Copy every line of the data that contains the string "Schule".
>> Start Provided data
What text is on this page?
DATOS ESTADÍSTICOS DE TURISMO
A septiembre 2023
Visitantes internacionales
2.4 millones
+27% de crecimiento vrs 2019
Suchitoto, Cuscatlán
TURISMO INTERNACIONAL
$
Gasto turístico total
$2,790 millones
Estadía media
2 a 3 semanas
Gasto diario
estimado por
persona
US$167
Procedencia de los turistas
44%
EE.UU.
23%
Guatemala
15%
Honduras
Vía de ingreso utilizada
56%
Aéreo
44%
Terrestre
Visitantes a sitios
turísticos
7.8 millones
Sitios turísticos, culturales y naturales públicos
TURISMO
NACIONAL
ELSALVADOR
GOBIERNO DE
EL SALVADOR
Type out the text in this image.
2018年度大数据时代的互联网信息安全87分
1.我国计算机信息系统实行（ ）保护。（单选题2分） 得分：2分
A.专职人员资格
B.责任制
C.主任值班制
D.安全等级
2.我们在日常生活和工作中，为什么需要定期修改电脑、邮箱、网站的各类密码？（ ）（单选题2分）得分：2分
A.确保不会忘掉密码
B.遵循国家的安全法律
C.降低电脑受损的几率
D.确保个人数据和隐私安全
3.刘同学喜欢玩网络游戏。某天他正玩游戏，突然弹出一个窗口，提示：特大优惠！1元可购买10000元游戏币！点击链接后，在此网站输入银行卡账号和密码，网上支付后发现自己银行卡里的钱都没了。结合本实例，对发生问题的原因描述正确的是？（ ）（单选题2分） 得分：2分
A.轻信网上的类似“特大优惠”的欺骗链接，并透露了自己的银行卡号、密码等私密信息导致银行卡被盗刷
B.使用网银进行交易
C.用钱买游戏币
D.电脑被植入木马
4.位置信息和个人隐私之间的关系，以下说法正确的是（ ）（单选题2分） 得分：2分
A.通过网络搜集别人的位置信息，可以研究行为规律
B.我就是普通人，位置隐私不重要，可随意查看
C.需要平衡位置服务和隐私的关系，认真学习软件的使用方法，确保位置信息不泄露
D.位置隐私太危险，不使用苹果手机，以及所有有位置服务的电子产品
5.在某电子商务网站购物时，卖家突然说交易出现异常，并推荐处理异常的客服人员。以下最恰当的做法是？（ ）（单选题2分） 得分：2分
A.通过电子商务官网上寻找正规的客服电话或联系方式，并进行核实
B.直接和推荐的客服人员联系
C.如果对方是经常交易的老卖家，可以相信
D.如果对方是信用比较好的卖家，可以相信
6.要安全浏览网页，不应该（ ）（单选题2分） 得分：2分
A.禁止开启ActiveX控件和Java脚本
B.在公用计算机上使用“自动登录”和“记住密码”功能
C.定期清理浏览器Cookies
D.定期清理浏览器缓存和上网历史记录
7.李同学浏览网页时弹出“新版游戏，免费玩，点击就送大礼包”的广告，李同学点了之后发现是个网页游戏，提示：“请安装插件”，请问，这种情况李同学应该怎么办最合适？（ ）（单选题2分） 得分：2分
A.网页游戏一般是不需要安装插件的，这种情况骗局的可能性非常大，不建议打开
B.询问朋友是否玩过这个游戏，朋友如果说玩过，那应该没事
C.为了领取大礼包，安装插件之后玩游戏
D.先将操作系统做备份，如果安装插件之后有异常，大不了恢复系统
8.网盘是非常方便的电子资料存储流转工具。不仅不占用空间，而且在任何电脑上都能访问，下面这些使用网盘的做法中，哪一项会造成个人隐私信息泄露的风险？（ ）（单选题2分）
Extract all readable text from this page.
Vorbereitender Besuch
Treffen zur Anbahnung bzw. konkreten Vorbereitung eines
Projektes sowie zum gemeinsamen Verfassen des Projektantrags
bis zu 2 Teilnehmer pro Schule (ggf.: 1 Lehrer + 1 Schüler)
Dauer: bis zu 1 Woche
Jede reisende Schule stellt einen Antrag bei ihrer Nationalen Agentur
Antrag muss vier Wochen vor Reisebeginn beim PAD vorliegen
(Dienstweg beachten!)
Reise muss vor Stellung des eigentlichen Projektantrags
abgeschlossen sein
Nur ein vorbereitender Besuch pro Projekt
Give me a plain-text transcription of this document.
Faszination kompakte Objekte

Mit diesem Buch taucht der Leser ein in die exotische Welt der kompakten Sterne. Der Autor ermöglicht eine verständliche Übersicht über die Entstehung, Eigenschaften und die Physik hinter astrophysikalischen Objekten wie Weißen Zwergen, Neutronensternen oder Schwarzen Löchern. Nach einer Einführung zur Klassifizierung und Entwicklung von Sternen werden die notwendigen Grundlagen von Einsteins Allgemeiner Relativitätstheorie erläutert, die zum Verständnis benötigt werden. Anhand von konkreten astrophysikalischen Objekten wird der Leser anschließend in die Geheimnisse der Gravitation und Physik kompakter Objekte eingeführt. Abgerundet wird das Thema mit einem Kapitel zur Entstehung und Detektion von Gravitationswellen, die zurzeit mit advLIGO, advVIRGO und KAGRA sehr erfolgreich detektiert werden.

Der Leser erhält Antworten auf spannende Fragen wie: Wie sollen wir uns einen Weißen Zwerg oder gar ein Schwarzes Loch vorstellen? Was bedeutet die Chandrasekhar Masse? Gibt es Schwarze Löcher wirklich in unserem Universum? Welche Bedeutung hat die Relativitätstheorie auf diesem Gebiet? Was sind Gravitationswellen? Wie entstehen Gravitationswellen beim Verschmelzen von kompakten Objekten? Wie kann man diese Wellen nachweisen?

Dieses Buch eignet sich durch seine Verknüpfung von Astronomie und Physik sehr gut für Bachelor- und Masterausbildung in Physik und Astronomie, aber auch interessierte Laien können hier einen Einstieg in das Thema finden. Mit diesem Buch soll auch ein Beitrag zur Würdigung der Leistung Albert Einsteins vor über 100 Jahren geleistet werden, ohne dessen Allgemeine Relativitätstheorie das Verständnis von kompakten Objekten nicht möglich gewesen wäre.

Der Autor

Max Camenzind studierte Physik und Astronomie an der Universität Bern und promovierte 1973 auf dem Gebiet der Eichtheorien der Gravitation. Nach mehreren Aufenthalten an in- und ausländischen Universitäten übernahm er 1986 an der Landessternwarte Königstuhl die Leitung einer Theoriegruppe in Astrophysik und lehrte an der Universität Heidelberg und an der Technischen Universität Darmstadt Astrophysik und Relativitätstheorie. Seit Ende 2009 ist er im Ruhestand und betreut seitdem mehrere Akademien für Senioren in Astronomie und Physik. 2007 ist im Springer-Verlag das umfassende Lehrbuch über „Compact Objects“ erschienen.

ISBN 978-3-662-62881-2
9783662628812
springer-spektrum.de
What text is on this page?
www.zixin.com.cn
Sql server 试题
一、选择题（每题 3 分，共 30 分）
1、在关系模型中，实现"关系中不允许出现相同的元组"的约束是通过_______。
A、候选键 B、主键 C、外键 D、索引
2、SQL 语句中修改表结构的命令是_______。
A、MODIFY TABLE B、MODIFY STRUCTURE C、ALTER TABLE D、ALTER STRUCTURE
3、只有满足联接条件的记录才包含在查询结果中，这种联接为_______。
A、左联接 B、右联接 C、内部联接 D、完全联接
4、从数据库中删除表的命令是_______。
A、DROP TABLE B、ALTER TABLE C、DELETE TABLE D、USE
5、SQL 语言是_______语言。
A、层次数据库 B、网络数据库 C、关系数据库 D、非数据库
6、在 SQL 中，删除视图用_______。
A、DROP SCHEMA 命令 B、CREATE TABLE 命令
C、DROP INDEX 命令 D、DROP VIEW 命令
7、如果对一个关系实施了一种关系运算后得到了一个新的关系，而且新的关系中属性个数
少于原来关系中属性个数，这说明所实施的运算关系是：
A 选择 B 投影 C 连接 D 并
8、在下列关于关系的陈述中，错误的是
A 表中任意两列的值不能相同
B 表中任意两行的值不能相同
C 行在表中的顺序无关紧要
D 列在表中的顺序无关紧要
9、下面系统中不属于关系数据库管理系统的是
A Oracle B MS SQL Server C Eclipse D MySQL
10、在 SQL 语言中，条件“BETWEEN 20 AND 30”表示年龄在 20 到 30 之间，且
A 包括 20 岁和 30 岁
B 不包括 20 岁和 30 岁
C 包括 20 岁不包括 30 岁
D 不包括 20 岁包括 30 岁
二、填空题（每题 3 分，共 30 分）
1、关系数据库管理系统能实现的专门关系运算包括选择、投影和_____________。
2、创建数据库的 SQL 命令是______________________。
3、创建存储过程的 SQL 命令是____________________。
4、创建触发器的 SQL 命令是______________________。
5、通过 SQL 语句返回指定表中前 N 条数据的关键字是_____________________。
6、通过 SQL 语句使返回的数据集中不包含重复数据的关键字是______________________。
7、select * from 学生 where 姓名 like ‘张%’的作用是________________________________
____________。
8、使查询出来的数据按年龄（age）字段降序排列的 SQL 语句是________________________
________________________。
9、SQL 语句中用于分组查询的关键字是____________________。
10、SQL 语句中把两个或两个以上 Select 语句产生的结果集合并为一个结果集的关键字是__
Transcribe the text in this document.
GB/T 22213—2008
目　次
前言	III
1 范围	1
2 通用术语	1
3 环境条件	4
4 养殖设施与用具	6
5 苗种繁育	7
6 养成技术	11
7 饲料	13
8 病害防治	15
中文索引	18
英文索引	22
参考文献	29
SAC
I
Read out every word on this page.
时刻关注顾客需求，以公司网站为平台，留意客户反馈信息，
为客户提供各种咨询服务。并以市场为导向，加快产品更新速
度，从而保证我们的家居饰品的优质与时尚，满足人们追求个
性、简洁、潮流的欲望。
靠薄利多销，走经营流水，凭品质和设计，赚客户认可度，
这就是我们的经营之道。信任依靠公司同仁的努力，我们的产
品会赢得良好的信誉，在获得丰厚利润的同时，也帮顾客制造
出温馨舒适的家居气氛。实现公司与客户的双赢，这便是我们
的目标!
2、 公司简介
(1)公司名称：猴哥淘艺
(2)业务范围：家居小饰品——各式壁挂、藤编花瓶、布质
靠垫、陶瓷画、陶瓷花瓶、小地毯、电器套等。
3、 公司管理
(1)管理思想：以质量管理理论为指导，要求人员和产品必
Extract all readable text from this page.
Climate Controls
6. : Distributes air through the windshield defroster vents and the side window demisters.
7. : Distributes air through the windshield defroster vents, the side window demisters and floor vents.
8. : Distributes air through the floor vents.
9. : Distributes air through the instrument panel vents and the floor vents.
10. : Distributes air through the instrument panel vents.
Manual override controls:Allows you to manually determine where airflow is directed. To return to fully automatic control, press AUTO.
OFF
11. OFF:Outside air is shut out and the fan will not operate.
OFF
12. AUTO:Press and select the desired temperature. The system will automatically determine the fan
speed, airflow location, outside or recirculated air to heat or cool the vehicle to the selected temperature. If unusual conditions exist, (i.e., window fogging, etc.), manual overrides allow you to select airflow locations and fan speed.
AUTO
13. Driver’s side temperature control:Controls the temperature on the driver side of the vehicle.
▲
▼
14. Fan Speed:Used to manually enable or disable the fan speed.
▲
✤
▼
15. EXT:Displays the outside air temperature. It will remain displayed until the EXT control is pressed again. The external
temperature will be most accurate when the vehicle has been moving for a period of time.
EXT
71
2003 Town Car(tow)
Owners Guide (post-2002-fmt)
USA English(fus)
>> End Provided data
> _Exercise output_
bis zu 2 Teilnehmer pro Schule (ggf.: 1 Lehrer + 1 Schüler)
Jede reisende Schule stellt einen Antrag bei ihrer Nationalen Agentur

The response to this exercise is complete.